■ **WRITTEN INSTRUCTION**
Skip the images. Copy the records exactly as written.

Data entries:
>> start
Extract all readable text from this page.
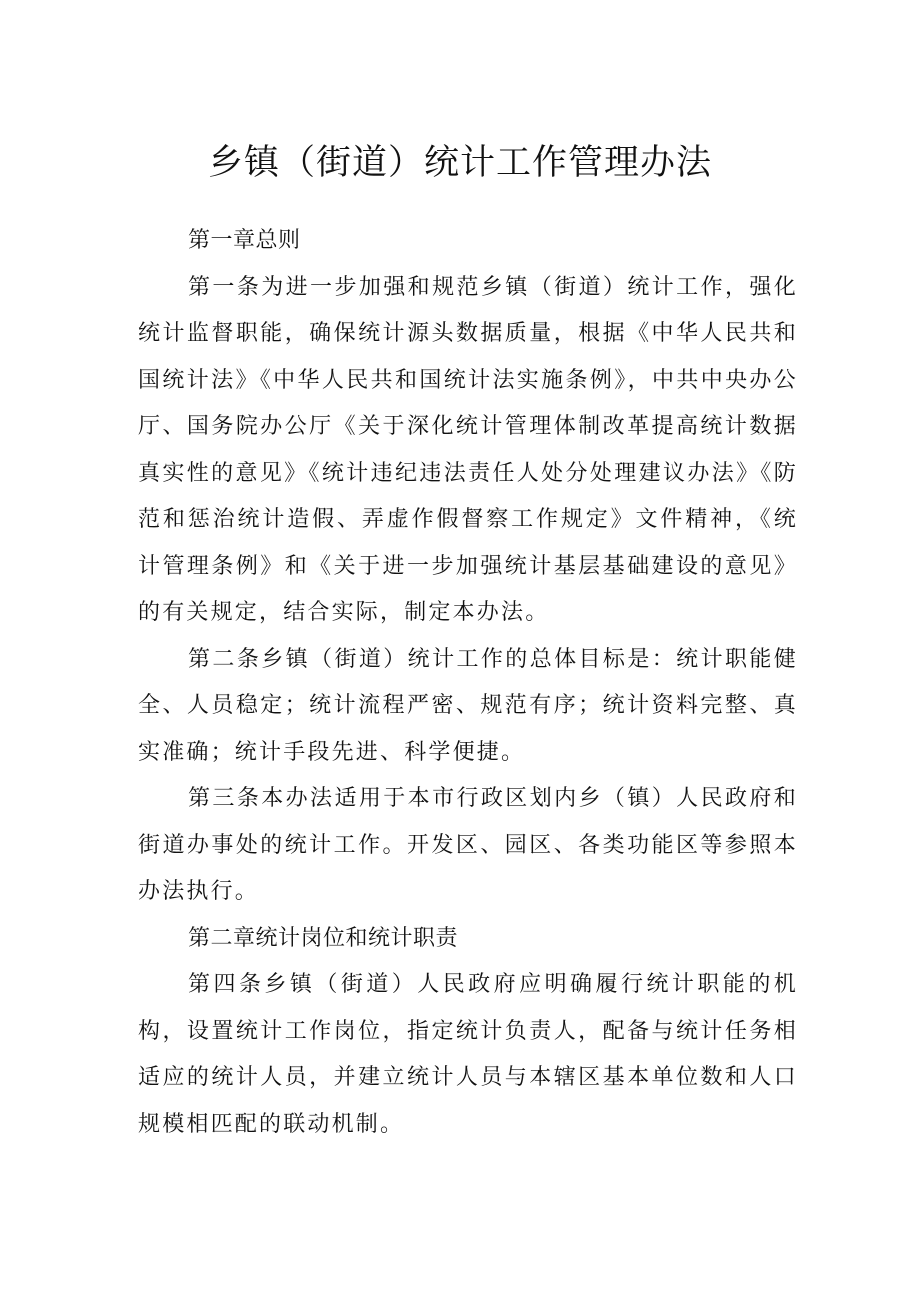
乡镇（街道）统计工作管理办法

第一章总则

第一条为进一步加强和规范乡镇（街道）统计工作，强化统计监督职能，确保统计源头数据质量，根据《中华人民共和国统计法》《中华人民共和国统计法实施条例》，中共中央办公厅、国务院办公厅《关于深化统计管理体制改革提高统计数据真实性的意见》《统计违纪违法责任人处分处理建议办法》《防范和惩治统计造假、弄虚作假督察工作规定》文件精神，《统计管理条例》和《关于进一步加强统计基层基础建设的意见》的有关规定，结合实际，制定本办法。

第二条乡镇（街道）统计工作的总体目标是：统计职能健全、人员稳定；统计流程严密、规范有序；统计资料完整、真实准确；统计手段先进、科学便捷。

第三条本办法适用于本市行政区划内乡（镇）人民政府和街道办事处的统计工作。开发区、园区、各类功能区等参照本办法执行。

第二章统计岗位和统计职责

第四条乡镇（街道）人民政府应明确履行统计职能的机构，设置统计工作岗位，指定统计负责人，配备与统计任务相适应的统计人员，并建立统计人员与本辖区基本单位数和人口规模相匹配的联动机制。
>> end
■ **EXERCISE ANSWER**
Extract all readable text from this page.
乡镇（街道）统计工作管理办法

第一章总则

第一条为进一步加强和规范乡镇（街道）统计工作，强化统计监督职能，确保统计源头数据质量，根据《中华人民共和国统计法》《中华人民共和国统计法实施条例》，中共中央办公厅、国务院办公厅《关于深化统计管理体制改革提高统计数据真实性的意见》《统计违纪违法责任人处分处理建议办法》《防范和惩治统计造假、弄虚作假督察工作规定》文件精神，《统计管理条例》和《关于进一步加强统计基层基础建设的意见》的有关规定，结合实际，制定本办法。

第二条乡镇（街道）统计工作的总体目标是：统计职能健全、人员稳定；统计流程严密、规范有序；统计资料完整、真实准确；统计手段先进、科学便捷。

第三条本办法适用于本市行政区划内乡（镇）人民政府和街道办事处的统计工作。开发区、园区、各类功能区等参照本办法执行。

第二章统计岗位和统计职责

第四条乡镇（街道）人民政府应明确履行统计职能的机构，设置统计工作岗位，指定统计负责人，配备与统计任务相适应的统计人员，并建立统计人员与本辖区基本单位数和人口规模相匹配的联动机制。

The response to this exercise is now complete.